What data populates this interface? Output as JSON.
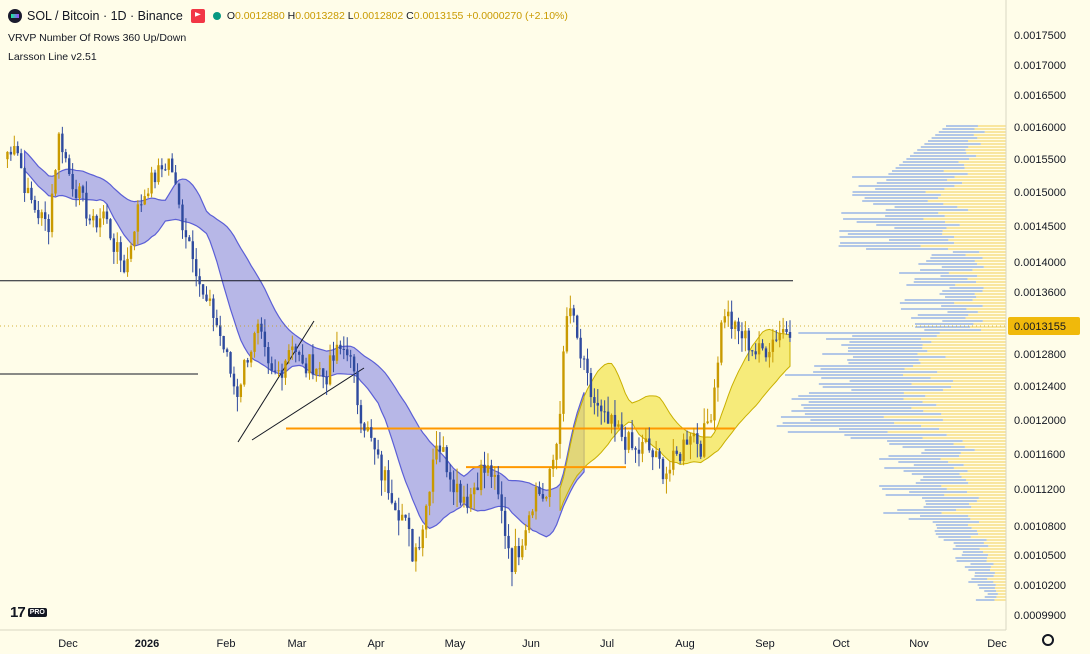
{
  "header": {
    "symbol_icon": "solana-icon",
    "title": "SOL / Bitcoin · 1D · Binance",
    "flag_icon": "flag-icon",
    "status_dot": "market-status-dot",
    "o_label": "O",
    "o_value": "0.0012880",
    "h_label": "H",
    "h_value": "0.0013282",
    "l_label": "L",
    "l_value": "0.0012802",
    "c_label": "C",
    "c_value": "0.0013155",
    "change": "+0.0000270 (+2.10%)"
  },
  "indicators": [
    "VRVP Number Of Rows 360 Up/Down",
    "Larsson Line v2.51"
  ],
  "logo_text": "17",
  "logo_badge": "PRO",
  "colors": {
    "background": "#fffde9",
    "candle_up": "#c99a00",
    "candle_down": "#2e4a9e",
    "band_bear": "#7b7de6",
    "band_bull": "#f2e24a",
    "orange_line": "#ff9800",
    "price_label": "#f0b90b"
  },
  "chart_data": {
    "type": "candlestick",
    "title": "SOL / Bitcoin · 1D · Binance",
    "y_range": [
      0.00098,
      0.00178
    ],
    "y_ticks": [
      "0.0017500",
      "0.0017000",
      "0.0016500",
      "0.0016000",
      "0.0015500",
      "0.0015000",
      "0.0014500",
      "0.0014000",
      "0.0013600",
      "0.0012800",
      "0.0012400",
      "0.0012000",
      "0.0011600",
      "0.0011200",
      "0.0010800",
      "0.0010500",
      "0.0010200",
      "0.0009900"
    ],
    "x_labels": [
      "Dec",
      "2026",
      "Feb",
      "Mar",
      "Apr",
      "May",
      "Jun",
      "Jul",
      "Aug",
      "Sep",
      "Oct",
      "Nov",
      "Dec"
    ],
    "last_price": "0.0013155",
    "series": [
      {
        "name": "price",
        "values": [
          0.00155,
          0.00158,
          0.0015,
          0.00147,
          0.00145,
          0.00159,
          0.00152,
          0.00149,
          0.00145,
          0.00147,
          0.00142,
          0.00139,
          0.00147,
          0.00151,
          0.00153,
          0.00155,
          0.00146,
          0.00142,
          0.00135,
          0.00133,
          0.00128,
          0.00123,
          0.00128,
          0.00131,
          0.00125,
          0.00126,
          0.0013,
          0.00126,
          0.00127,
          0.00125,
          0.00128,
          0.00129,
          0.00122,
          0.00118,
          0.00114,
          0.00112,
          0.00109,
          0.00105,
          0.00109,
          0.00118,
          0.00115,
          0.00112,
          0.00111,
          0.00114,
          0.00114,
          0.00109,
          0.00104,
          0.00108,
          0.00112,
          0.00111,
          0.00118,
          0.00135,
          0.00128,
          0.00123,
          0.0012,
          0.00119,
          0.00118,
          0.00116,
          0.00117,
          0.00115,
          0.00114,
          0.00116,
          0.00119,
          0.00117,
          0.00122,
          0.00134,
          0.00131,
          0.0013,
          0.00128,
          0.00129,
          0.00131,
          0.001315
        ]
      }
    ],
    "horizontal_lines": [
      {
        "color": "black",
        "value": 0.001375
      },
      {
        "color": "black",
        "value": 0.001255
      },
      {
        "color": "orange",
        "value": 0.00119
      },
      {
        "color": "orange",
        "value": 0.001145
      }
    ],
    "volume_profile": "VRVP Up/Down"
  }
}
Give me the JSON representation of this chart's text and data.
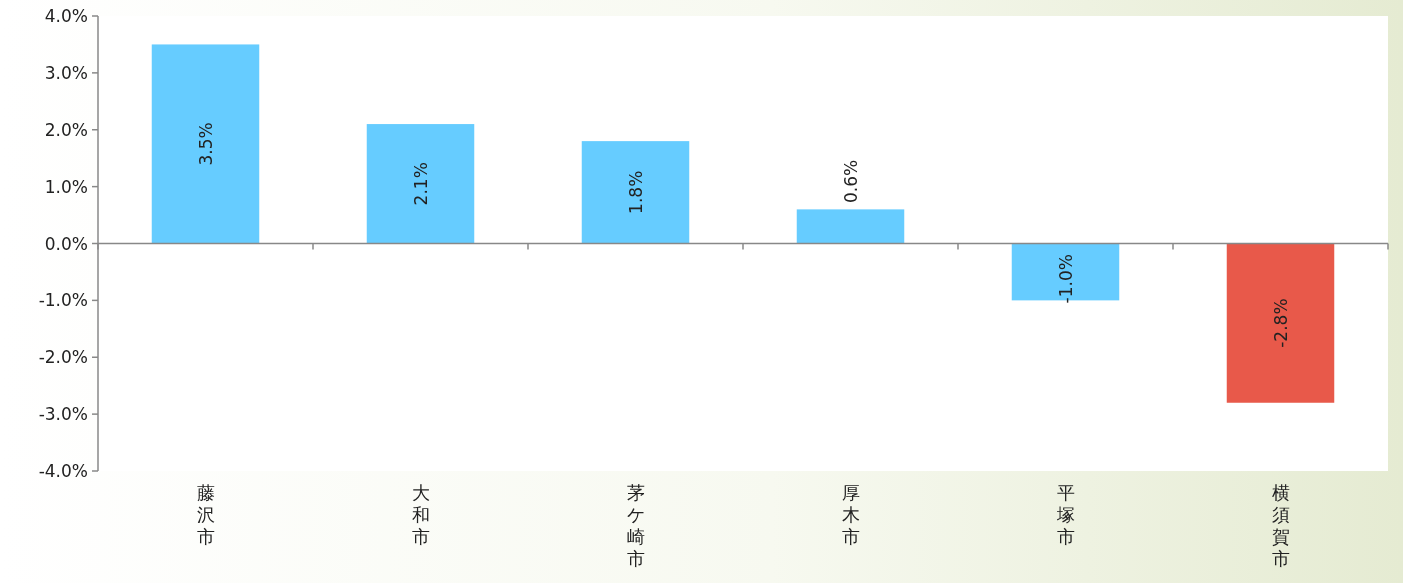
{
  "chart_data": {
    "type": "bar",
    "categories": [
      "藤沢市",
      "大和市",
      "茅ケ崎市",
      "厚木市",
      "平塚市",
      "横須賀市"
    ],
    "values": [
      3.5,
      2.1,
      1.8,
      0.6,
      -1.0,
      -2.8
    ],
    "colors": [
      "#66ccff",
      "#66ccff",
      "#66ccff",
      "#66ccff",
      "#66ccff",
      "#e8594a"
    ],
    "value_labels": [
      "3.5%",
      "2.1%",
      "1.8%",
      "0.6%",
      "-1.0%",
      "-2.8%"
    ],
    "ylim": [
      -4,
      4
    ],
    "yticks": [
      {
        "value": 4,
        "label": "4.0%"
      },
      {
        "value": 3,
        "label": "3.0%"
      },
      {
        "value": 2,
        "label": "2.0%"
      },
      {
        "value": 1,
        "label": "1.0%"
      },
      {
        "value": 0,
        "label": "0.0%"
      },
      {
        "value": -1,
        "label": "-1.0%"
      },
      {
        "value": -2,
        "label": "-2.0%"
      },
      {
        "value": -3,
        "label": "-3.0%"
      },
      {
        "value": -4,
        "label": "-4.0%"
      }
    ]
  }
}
☆ ☆ ☆ ☆
- _What is required_:
Every entry must be transcribed exactly. Pictures do not belong in the copy.

- _Output for this task_:
What data populates this interface? Output as JSON.
{
  "header": {
    "symbol_icon": "solana-icon",
    "title": "SOL / Bitcoin · 1D · Binance",
    "flag_icon": "flag-icon",
    "status_dot": "market-status-dot",
    "o_label": "O",
    "o_value": "0.0012880",
    "h_label": "H",
    "h_value": "0.0013282",
    "l_label": "L",
    "l_value": "0.0012802",
    "c_label": "C",
    "c_value": "0.0013155",
    "change": "+0.0000270 (+2.10%)"
  },
  "indicators": [
    "VRVP Number Of Rows 360 Up/Down",
    "Larsson Line v2.51"
  ],
  "logo_text": "17",
  "logo_badge": "PRO",
  "colors": {
    "background": "#fffde9",
    "candle_up": "#c99a00",
    "candle_down": "#2e4a9e",
    "band_bear": "#7b7de6",
    "band_bull": "#f2e24a",
    "orange_line": "#ff9800",
    "price_label": "#f0b90b"
  },
  "chart_data": {
    "type": "candlestick",
    "title": "SOL / Bitcoin · 1D · Binance",
    "y_range": [
      0.00098,
      0.00178
    ],
    "y_ticks": [
      "0.0017500",
      "0.0017000",
      "0.0016500",
      "0.0016000",
      "0.0015500",
      "0.0015000",
      "0.0014500",
      "0.0014000",
      "0.0013600",
      "0.0012800",
      "0.0012400",
      "0.0012000",
      "0.0011600",
      "0.0011200",
      "0.0010800",
      "0.0010500",
      "0.0010200",
      "0.0009900"
    ],
    "x_labels": [
      "Dec",
      "2026",
      "Feb",
      "Mar",
      "Apr",
      "May",
      "Jun",
      "Jul",
      "Aug",
      "Sep",
      "Oct",
      "Nov",
      "Dec"
    ],
    "last_price": "0.0013155",
    "series": [
      {
        "name": "price",
        "values": [
          0.00155,
          0.00158,
          0.0015,
          0.00147,
          0.00145,
          0.00159,
          0.00152,
          0.00149,
          0.00145,
          0.00147,
          0.00142,
          0.00139,
          0.00147,
          0.00151,
          0.00153,
          0.00155,
          0.00146,
          0.00142,
          0.00135,
          0.00133,
          0.00128,
          0.00123,
          0.00128,
          0.00131,
          0.00125,
          0.00126,
          0.0013,
          0.00126,
          0.00127,
          0.00125,
          0.00128,
          0.00129,
          0.00122,
          0.00118,
          0.00114,
          0.00112,
          0.00109,
          0.00105,
          0.00109,
          0.00118,
          0.00115,
          0.00112,
          0.00111,
          0.00114,
          0.00114,
          0.00109,
          0.00104,
          0.00108,
          0.00112,
          0.00111,
          0.00118,
          0.00135,
          0.00128,
          0.00123,
          0.0012,
          0.00119,
          0.00118,
          0.00116,
          0.00117,
          0.00115,
          0.00114,
          0.00116,
          0.00119,
          0.00117,
          0.00122,
          0.00134,
          0.00131,
          0.0013,
          0.00128,
          0.00129,
          0.00131,
          0.001315
        ]
      }
    ],
    "horizontal_lines": [
      {
        "color": "black",
        "value": 0.001375
      },
      {
        "color": "black",
        "value": 0.001255
      },
      {
        "color": "orange",
        "value": 0.00119
      },
      {
        "color": "orange",
        "value": 0.001145
      }
    ],
    "volume_profile": "VRVP Up/Down"
  }
}
Give me the JSON representation of this chart's text and data.
{
  "chart_data": {
    "type": "bar",
    "categories": [
      "藤沢市",
      "大和市",
      "茅ケ崎市",
      "厚木市",
      "平塚市",
      "横須賀市"
    ],
    "values": [
      3.5,
      2.1,
      1.8,
      0.6,
      -1.0,
      -2.8
    ],
    "colors": [
      "#66ccff",
      "#66ccff",
      "#66ccff",
      "#66ccff",
      "#66ccff",
      "#e8594a"
    ],
    "value_labels": [
      "3.5%",
      "2.1%",
      "1.8%",
      "0.6%",
      "-1.0%",
      "-2.8%"
    ],
    "ylim": [
      -4,
      4
    ],
    "yticks": [
      {
        "value": 4,
        "label": "4.0%"
      },
      {
        "value": 3,
        "label": "3.0%"
      },
      {
        "value": 2,
        "label": "2.0%"
      },
      {
        "value": 1,
        "label": "1.0%"
      },
      {
        "value": 0,
        "label": "0.0%"
      },
      {
        "value": -1,
        "label": "-1.0%"
      },
      {
        "value": -2,
        "label": "-2.0%"
      },
      {
        "value": -3,
        "label": "-3.0%"
      },
      {
        "value": -4,
        "label": "-4.0%"
      }
    ]
  }
}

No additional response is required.